● Provided passage

Career Paths

The Job Ad Collector

Learn how to extract information from websites (web scraping) to automatically collect data, such as job postings.

Our Project: Job Ad Web Scraper

A script that visits a job listings website, finds all positions containing the word "Python," and saves the title, company, and link to a CSV file.

Core Technologies We'll Use:

Python
requests
BeautifulSoup4
csv
Step 1 / 5

Step 1: Library Installation and Setup

We install the necessary libraries and define the basic constants for our web scraper.

Introduction to Web Scraping

Web Scraping is the process of automatically extracting data from websites. Instead of manually copying information, we write a script that "visits" the page, downloads its content (HTML), and parses it to find the data we are interested in. It is an extremely powerful technique for data collection.

Warning: Always check a website's `robots.txt` file (e.g., `https://www.example.com/robots.txt`) and its terms of use to ensure that scraping is allowed. Always be "polite" to servers by making requests at reasonable intervals.

1. Virtual Environment and Installation

Open your terminal and create a new environment for the project:

mkdir job_scraper
cd job_scraper
python -m venv venv
# Activation...
pip install requests beautifulsoup4

2. Initial Script

Create a file `job_scraper.py`. We will start by importing the libraries and defining our constants:

  • `requests`: To make the HTTP request and download the page.
  • `BeautifulSoup` (from `bs4`): To parse the HTML.
  • `csv`: To write the data to a CSV file.
  • `URL`: The address of the website we will scrape.
  • `HEADERS`: It is good practice to send a `User-Agent` header to make our request look like that of a regular browser.

# job_scraper.py
import requests
from bs4 import BeautifulSoup
import csv
import time

# Note: Websites change frequently. The selectors may need adjustment.
URL = "https://www.kariera.gr/jobs?q=python"
HEADERS = {
    "User-Agent": "Mozilla/5.0 (Windows NT 10.0; Win64; x64) AppleWebKit/537.36 (KHTML, like Gecko) Chrome/91.0.4472.124 Safari/537.36"
}
Step 2 / 5

Step 2: Downloading the HTML Content

We use the requests library to send a GET request to the website and receive its HTML as a response.

● Your instructions
Repeat the web scraping tutorial above word for word, starting at "A script that visits" and ending at "our web scraper.".

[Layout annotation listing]
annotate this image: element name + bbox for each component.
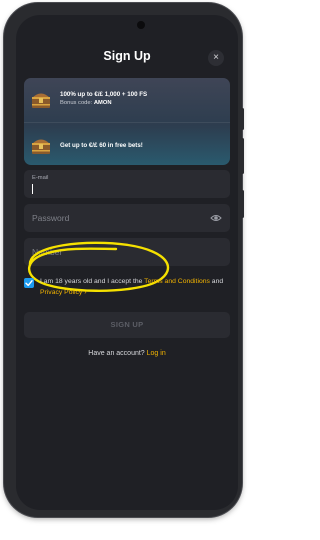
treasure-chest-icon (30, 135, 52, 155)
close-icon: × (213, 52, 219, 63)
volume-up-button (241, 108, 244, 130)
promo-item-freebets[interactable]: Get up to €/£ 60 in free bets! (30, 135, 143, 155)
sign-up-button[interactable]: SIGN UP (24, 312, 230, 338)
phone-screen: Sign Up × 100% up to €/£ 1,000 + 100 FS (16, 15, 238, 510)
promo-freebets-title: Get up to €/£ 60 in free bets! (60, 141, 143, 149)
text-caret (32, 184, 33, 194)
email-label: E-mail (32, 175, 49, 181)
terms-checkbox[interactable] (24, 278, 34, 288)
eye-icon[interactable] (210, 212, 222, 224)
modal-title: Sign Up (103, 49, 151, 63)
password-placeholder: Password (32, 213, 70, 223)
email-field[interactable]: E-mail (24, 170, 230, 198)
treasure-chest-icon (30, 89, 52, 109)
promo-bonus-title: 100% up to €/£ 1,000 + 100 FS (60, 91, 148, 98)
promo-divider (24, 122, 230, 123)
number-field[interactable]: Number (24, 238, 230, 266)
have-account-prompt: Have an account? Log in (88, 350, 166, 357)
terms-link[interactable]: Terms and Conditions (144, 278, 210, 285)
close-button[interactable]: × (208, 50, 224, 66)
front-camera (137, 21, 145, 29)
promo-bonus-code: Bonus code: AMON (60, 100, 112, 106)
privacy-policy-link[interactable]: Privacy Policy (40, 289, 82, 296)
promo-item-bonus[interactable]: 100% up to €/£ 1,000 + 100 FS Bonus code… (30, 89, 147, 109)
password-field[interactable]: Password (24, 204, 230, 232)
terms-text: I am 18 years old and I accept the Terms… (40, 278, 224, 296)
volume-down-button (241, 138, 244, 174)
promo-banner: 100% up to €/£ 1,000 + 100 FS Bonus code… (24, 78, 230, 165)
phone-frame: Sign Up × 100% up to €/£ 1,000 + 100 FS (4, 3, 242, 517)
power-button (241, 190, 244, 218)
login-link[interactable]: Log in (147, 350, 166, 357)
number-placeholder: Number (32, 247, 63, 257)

● Solution to this task
A script that visits a job listings website, finds all positions containing the word "Python," and saves the title, company, and link to a CSV file.

Core Technologies We'll Use:

Python
requests
BeautifulSoup4
csv
Step 1 / 5

Step 1: Library Installation and Setup

We install the necessary libraries and define the basic constants for our web scraper.